[Entries taken from a collection]

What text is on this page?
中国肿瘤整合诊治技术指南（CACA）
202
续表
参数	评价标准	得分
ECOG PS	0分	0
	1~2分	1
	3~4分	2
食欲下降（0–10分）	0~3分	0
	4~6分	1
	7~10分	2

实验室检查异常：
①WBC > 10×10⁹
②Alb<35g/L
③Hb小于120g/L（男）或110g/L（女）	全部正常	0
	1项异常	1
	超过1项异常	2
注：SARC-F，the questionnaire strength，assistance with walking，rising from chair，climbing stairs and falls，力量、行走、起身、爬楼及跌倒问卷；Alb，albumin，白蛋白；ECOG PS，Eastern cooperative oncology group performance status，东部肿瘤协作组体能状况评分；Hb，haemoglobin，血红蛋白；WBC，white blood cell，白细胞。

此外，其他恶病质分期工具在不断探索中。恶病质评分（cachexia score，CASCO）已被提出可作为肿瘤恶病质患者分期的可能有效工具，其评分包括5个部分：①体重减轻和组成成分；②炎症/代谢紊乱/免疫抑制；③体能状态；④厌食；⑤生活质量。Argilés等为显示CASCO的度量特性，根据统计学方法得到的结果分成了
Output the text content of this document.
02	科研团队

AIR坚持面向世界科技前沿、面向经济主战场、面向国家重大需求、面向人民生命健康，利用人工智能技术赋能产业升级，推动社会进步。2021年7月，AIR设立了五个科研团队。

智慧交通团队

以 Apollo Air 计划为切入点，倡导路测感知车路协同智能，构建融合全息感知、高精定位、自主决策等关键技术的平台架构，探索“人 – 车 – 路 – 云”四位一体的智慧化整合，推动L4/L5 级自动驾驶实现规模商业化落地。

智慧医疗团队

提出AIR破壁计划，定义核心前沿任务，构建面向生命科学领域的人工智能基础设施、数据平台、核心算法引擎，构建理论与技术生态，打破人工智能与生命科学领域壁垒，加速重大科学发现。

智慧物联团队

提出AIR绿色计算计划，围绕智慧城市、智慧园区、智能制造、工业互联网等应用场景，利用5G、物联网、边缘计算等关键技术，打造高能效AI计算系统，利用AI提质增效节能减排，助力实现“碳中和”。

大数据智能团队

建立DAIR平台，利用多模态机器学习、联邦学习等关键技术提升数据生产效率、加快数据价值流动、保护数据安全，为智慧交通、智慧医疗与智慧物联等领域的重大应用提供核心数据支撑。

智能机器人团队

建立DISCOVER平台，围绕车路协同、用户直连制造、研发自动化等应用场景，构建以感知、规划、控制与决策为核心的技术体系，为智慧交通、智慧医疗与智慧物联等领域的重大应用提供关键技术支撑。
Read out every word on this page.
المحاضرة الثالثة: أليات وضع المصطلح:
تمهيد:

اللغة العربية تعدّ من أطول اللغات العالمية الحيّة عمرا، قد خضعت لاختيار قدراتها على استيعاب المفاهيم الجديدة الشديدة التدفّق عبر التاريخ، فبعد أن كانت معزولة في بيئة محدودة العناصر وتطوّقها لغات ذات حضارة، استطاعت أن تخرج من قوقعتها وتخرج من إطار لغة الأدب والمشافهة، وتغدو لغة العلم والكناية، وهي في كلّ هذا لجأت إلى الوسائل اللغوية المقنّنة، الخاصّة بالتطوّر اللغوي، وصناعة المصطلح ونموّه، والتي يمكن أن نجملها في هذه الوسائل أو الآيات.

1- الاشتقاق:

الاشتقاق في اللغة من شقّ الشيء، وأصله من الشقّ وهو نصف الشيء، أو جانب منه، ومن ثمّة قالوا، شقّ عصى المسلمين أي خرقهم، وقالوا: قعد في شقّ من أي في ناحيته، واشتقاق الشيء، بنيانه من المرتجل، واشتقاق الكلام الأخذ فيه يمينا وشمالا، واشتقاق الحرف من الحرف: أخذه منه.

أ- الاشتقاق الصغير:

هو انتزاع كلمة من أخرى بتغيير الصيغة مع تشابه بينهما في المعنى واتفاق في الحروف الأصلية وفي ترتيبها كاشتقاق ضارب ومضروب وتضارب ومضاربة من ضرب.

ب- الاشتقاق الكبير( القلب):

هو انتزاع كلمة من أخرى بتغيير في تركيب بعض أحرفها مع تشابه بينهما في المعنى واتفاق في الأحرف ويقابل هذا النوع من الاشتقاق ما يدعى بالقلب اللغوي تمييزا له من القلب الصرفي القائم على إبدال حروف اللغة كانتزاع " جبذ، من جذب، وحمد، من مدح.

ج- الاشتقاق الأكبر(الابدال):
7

Objective: Identify and copy the lines holding the word "تشابه".

Result for this exercise:
هو انتزاع كلمة من أخرى بتغيير الصيغة مع تشابه بينهما في المعنى واتفاق في الحروف الأصلية وفي ترتيبها كاشتقاق ضارب ومضروب وتضارب ومضاربة من ضرب.
هو انتزاع كلمة من أخرى بتغيير في تركيب بعض أحرفها مع تشابه بينهما في المعنى واتفاق في الأحرف ويقابل هذا النوع من الاشتقاق ما يدعى بالقلب اللغوي تمييزا له من القلب الصرفي القائم على إبدال حروف اللغة كانتزاع " جبذ، من جذب، وحمد، من مدح.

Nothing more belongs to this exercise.